* Short task *
Identify the lines that contain the string "Angled", then copy each of them.

* The records *

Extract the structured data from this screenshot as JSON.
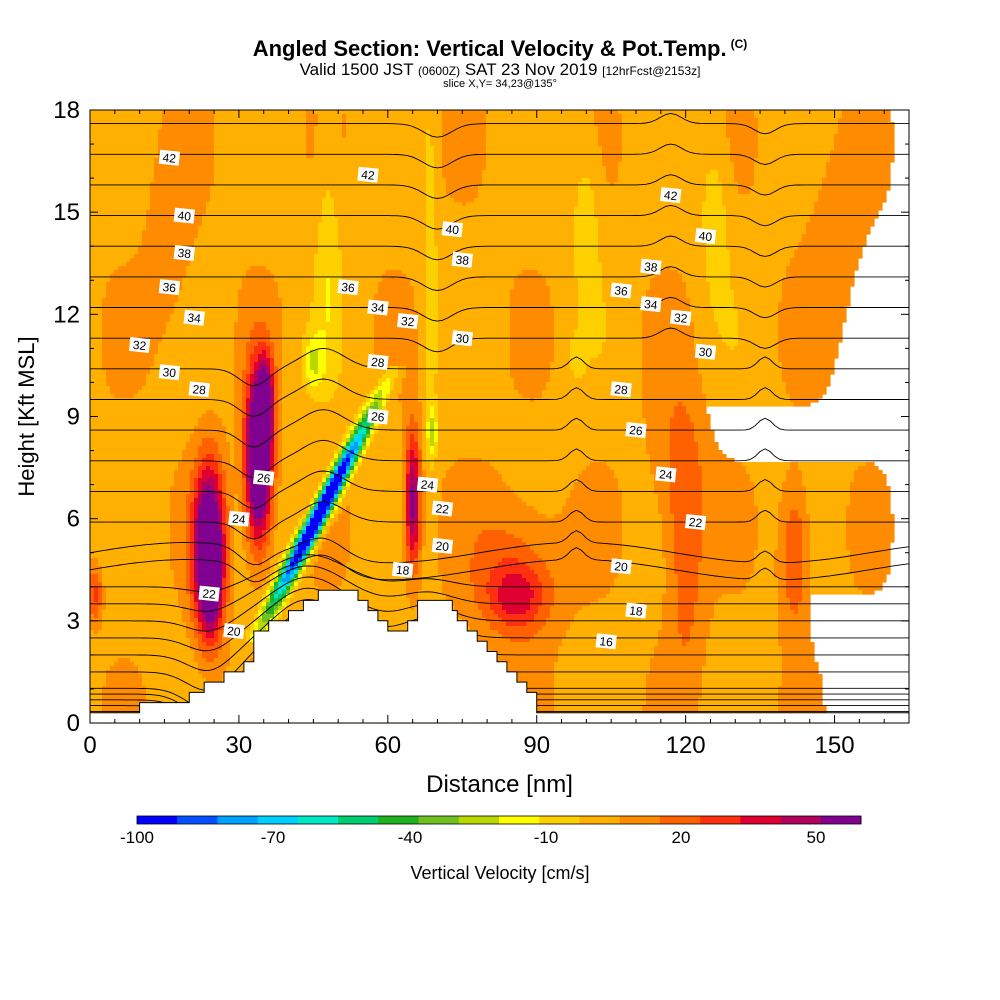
{
  "header": {
    "title": "Angled Section: Vertical Velocity & Pot.Temp.",
    "title_units": "(C)",
    "valid_prefix": "Valid 1500 JST",
    "valid_utc": "(0600Z)",
    "valid_date": "SAT 23 Nov 2019",
    "forecast": "[12hrFcst@2153z]",
    "slice": "slice X,Y= 34,23@135°"
  },
  "chart_data": {
    "type": "heatmap",
    "title": "Angled Section: Vertical Velocity & Pot.Temp. (C)",
    "xlabel": "Distance [nm]",
    "ylabel": "Height [Kft MSL]",
    "xlim": [
      0,
      165
    ],
    "ylim": [
      0,
      18
    ],
    "x_ticks": [
      0,
      30,
      60,
      90,
      120,
      150
    ],
    "y_ticks": [
      0,
      3,
      6,
      9,
      12,
      15,
      18
    ],
    "colorbar": {
      "title": "Vertical Velocity [cm/s]",
      "tick_labels": [
        -100,
        -70,
        -40,
        -10,
        20,
        50
      ],
      "colors": [
        "#0000ff",
        "#0050ff",
        "#00a0ff",
        "#00d0ff",
        "#00e8c8",
        "#00cc70",
        "#20b020",
        "#70c020",
        "#b8d800",
        "#ffff00",
        "#ffd000",
        "#ffb000",
        "#ff8c00",
        "#ff6000",
        "#ff3010",
        "#e00030",
        "#b00060",
        "#800090"
      ]
    },
    "terrain_profile": [
      [
        0,
        0.3
      ],
      [
        10,
        0.3
      ],
      [
        10,
        0.6
      ],
      [
        20,
        0.6
      ],
      [
        20,
        0.9
      ],
      [
        23,
        0.9
      ],
      [
        23,
        1.2
      ],
      [
        27,
        1.2
      ],
      [
        27,
        1.5
      ],
      [
        31,
        1.5
      ],
      [
        31,
        1.8
      ],
      [
        33,
        1.8
      ],
      [
        33,
        2.7
      ],
      [
        36,
        2.7
      ],
      [
        36,
        3.0
      ],
      [
        40,
        3.0
      ],
      [
        40,
        3.3
      ],
      [
        43,
        3.3
      ],
      [
        43,
        3.6
      ],
      [
        46,
        3.6
      ],
      [
        46,
        3.9
      ],
      [
        54,
        3.9
      ],
      [
        54,
        3.6
      ],
      [
        56,
        3.6
      ],
      [
        56,
        3.3
      ],
      [
        58,
        3.3
      ],
      [
        58,
        3.0
      ],
      [
        60,
        3.0
      ],
      [
        60,
        2.7
      ],
      [
        64,
        2.7
      ],
      [
        64,
        3.0
      ],
      [
        66,
        3.0
      ],
      [
        66,
        3.6
      ],
      [
        73,
        3.6
      ],
      [
        73,
        3.3
      ],
      [
        74,
        3.3
      ],
      [
        74,
        3.0
      ],
      [
        76,
        3.0
      ],
      [
        76,
        2.7
      ],
      [
        78,
        2.7
      ],
      [
        78,
        2.4
      ],
      [
        80,
        2.4
      ],
      [
        80,
        2.1
      ],
      [
        82,
        2.1
      ],
      [
        82,
        1.8
      ],
      [
        84,
        1.8
      ],
      [
        84,
        1.5
      ],
      [
        86,
        1.5
      ],
      [
        86,
        1.2
      ],
      [
        88,
        1.2
      ],
      [
        88,
        0.9
      ],
      [
        90,
        0.9
      ],
      [
        90,
        0.3
      ],
      [
        165,
        0.3
      ]
    ],
    "vertical_velocity_features": [
      {
        "x": 24,
        "y": 5.0,
        "value": 50,
        "label": "updraft"
      },
      {
        "x": 35,
        "y": 8.0,
        "value": 50,
        "label": "updraft"
      },
      {
        "x": 44,
        "y": 6.2,
        "value": -90,
        "label": "downdraft"
      },
      {
        "x": 65,
        "y": 6.5,
        "value": 30,
        "label": "updraft"
      },
      {
        "x": 86,
        "y": 3.7,
        "value": 20,
        "label": "updraft"
      },
      {
        "x": 122,
        "y": 5.0,
        "value": 15,
        "label": "updraft"
      },
      {
        "x": 142,
        "y": 5.0,
        "value": 25,
        "label": "updraft"
      }
    ],
    "contour_labels": [
      {
        "x": 16,
        "y": 16.6,
        "text": "42"
      },
      {
        "x": 56,
        "y": 16.1,
        "text": "42"
      },
      {
        "x": 117,
        "y": 15.5,
        "text": "42"
      },
      {
        "x": 19,
        "y": 14.9,
        "text": "40"
      },
      {
        "x": 73,
        "y": 14.5,
        "text": "40"
      },
      {
        "x": 124,
        "y": 14.3,
        "text": "40"
      },
      {
        "x": 19,
        "y": 13.8,
        "text": "38"
      },
      {
        "x": 75,
        "y": 13.6,
        "text": "38"
      },
      {
        "x": 113,
        "y": 13.4,
        "text": "38"
      },
      {
        "x": 16,
        "y": 12.8,
        "text": "36"
      },
      {
        "x": 52,
        "y": 12.8,
        "text": "36"
      },
      {
        "x": 107,
        "y": 12.7,
        "text": "36"
      },
      {
        "x": 21,
        "y": 11.9,
        "text": "34"
      },
      {
        "x": 58,
        "y": 12.2,
        "text": "34"
      },
      {
        "x": 113,
        "y": 12.3,
        "text": "34"
      },
      {
        "x": 10,
        "y": 11.1,
        "text": "32"
      },
      {
        "x": 64,
        "y": 11.8,
        "text": "32"
      },
      {
        "x": 119,
        "y": 11.9,
        "text": "32"
      },
      {
        "x": 16,
        "y": 10.3,
        "text": "30"
      },
      {
        "x": 75,
        "y": 11.3,
        "text": "30"
      },
      {
        "x": 124,
        "y": 10.9,
        "text": "30"
      },
      {
        "x": 22,
        "y": 9.8,
        "text": "28"
      },
      {
        "x": 58,
        "y": 10.6,
        "text": "28"
      },
      {
        "x": 107,
        "y": 9.8,
        "text": "28"
      },
      {
        "x": 58,
        "y": 9.0,
        "text": "26"
      },
      {
        "x": 110,
        "y": 8.6,
        "text": "26"
      },
      {
        "x": 35,
        "y": 7.2,
        "text": "26"
      },
      {
        "x": 30,
        "y": 6.0,
        "text": "24"
      },
      {
        "x": 68,
        "y": 7.0,
        "text": "24"
      },
      {
        "x": 116,
        "y": 7.3,
        "text": "24"
      },
      {
        "x": 71,
        "y": 6.3,
        "text": "22"
      },
      {
        "x": 122,
        "y": 5.9,
        "text": "22"
      },
      {
        "x": 24,
        "y": 3.8,
        "text": "22"
      },
      {
        "x": 71,
        "y": 5.2,
        "text": "20"
      },
      {
        "x": 107,
        "y": 4.6,
        "text": "20"
      },
      {
        "x": 29,
        "y": 2.7,
        "text": "20"
      },
      {
        "x": 63,
        "y": 4.5,
        "text": "18"
      },
      {
        "x": 110,
        "y": 3.3,
        "text": "18"
      },
      {
        "x": 104,
        "y": 2.4,
        "text": "16"
      }
    ]
  }
}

* Task response *
    "title": "Angled Section: Vertical Velocity & Pot.Temp.",
    "title": "Angled Section: Vertical Velocity & Pot.Temp. (C)",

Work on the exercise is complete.